> Data extract
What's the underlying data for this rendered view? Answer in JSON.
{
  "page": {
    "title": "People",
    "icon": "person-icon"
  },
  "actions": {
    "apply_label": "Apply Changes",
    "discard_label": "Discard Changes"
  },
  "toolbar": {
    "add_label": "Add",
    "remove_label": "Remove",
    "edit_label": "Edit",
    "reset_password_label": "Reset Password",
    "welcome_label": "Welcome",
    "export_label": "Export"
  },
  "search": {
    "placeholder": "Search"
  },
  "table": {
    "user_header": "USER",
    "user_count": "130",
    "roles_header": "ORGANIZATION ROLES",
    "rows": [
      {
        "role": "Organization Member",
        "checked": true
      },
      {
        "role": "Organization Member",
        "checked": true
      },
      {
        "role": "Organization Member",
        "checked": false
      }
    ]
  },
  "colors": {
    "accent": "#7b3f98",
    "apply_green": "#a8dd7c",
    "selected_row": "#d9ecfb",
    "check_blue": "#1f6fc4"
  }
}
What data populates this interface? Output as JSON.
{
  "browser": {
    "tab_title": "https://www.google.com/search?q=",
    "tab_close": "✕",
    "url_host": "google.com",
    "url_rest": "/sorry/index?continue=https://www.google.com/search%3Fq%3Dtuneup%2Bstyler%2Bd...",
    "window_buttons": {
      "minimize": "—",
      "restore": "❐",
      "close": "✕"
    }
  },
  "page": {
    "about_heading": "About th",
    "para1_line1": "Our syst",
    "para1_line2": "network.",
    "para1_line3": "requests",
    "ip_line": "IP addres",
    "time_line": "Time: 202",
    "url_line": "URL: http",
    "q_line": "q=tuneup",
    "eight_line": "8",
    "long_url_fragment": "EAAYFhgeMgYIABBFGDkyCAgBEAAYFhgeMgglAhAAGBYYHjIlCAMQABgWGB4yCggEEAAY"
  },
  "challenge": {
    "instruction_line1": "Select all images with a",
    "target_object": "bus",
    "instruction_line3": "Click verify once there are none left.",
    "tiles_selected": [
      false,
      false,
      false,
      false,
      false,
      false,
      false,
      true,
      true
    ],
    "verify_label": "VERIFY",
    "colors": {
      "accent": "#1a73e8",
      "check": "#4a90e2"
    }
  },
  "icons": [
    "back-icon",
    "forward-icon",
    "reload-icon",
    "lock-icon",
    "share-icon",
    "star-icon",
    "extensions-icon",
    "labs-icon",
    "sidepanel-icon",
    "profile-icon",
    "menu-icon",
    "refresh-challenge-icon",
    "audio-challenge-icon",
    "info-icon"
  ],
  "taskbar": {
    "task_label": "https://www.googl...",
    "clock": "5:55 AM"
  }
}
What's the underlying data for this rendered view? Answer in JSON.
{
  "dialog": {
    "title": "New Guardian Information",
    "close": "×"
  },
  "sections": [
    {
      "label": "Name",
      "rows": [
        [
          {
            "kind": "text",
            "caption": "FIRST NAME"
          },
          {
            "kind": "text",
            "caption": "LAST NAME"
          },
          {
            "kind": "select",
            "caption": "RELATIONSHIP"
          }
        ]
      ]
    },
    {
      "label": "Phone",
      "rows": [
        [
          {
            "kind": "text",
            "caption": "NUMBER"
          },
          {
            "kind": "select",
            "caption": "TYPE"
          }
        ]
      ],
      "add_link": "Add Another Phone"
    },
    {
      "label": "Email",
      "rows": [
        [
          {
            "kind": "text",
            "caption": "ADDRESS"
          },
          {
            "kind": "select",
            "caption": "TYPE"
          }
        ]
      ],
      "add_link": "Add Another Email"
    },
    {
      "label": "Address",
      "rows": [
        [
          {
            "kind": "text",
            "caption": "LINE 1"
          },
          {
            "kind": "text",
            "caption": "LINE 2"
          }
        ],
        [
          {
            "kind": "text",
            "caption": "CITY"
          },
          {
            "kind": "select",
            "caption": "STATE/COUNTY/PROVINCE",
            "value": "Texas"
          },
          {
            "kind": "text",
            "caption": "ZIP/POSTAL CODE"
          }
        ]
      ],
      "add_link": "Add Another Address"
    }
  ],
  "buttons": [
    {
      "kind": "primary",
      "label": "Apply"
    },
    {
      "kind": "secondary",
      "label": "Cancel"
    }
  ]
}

> Written request
Every record shown above should be written out again exactly.

> Response below
What's the underlying data for this rendered view? Answer in JSON.
{
  "page": {
    "title": "People",
    "icon": "person-icon"
  },
  "actions": {
    "apply_label": "Apply Changes",
    "discard_label": "Discard Changes"
  },
  "toolbar": {
    "add_label": "Add",
    "remove_label": "Remove",
    "edit_label": "Edit",
    "reset_password_label": "Reset Password",
    "welcome_label": "Welcome",
    "export_label": "Export"
  },
  "search": {
    "placeholder": "Search"
  },
  "table": {
    "user_header": "USER",
    "user_count": "130",
    "roles_header": "ORGANIZATION ROLES",
    "rows": [
      {
        "role": "Organization Member",
        "checked": true
      },
      {
        "role": "Organization Member",
        "checked": true
      },
      {
        "role": "Organization Member",
        "checked": false
      }
    ]
  },
  "colors": {
    "accent": "#7b3f98",
    "apply_green": "#a8dd7c",
    "selected_row": "#d9ecfb",
    "check_blue": "#1f6fc4"
  }
}
What data populates this interface? Output as JSON.
{
  "browser": {
    "tab_title": "https://www.google.com/search?q=",
    "tab_close": "✕",
    "url_host": "google.com",
    "url_rest": "/sorry/index?continue=https://www.google.com/search%3Fq%3Dtuneup%2Bstyler%2Bd...",
    "window_buttons": {
      "minimize": "—",
      "restore": "❐",
      "close": "✕"
    }
  },
  "page": {
    "about_heading": "About th",
    "para1_line1": "Our syst",
    "para1_line2": "network.",
    "para1_line3": "requests",
    "ip_line": "IP addres",
    "time_line": "Time: 202",
    "url_line": "URL: http",
    "q_line": "q=tuneup",
    "eight_line": "8",
    "long_url_fragment": "EAAYFhgeMgYIABBFGDkyCAgBEAAYFhgeMgglAhAAGBYYHjIlCAMQABgWGB4yCggEEAAY"
  },
  "challenge": {
    "instruction_line1": "Select all images with a",
    "target_object": "bus",
    "instruction_line3": "Click verify once there are none left.",
    "tiles_selected": [
      false,
      false,
      false,
      false,
      false,
      false,
      false,
      true,
      true
    ],
    "verify_label": "VERIFY",
    "colors": {
      "accent": "#1a73e8",
      "check": "#4a90e2"
    }
  },
  "icons": [
    "back-icon",
    "forward-icon",
    "reload-icon",
    "lock-icon",
    "share-icon",
    "star-icon",
    "extensions-icon",
    "labs-icon",
    "sidepanel-icon",
    "profile-icon",
    "menu-icon",
    "refresh-challenge-icon",
    "audio-challenge-icon",
    "info-icon"
  ],
  "taskbar": {
    "task_label": "https://www.googl...",
    "clock": "5:55 AM"
  }
}
What's the underlying data for this rendered view? Answer in JSON.
{
  "dialog": {
    "title": "New Guardian Information",
    "close": "×"
  },
  "sections": [
    {
      "label": "Name",
      "rows": [
        [
          {
            "kind": "text",
            "caption": "FIRST NAME"
          },
          {
            "kind": "text",
            "caption": "LAST NAME"
          },
          {
            "kind": "select",
            "caption": "RELATIONSHIP"
          }
        ]
      ]
    },
    {
      "label": "Phone",
      "rows": [
        [
          {
            "kind": "text",
            "caption": "NUMBER"
          },
          {
            "kind": "select",
            "caption": "TYPE"
          }
        ]
      ],
      "add_link": "Add Another Phone"
    },
    {
      "label": "Email",
      "rows": [
        [
          {
            "kind": "text",
            "caption": "ADDRESS"
          },
          {
            "kind": "select",
            "caption": "TYPE"
          }
        ]
      ],
      "add_link": "Add Another Email"
    },
    {
      "label": "Address",
      "rows": [
        [
          {
            "kind": "text",
            "caption": "LINE 1"
          },
          {
            "kind": "text",
            "caption": "LINE 2"
          }
        ],
        [
          {
            "kind": "text",
            "caption": "CITY"
          },
          {
            "kind": "select",
            "caption": "STATE/COUNTY/PROVINCE",
            "value": "Texas"
          },
          {
            "kind": "text",
            "caption": "ZIP/POSTAL CODE"
          }
        ]
      ],
      "add_link": "Add Another Address"
    }
  ],
  "buttons": [
    {
      "kind": "primary",
      "label": "Apply"
    },
    {
      "kind": "secondary",
      "label": "Cancel"
    }
  ]
}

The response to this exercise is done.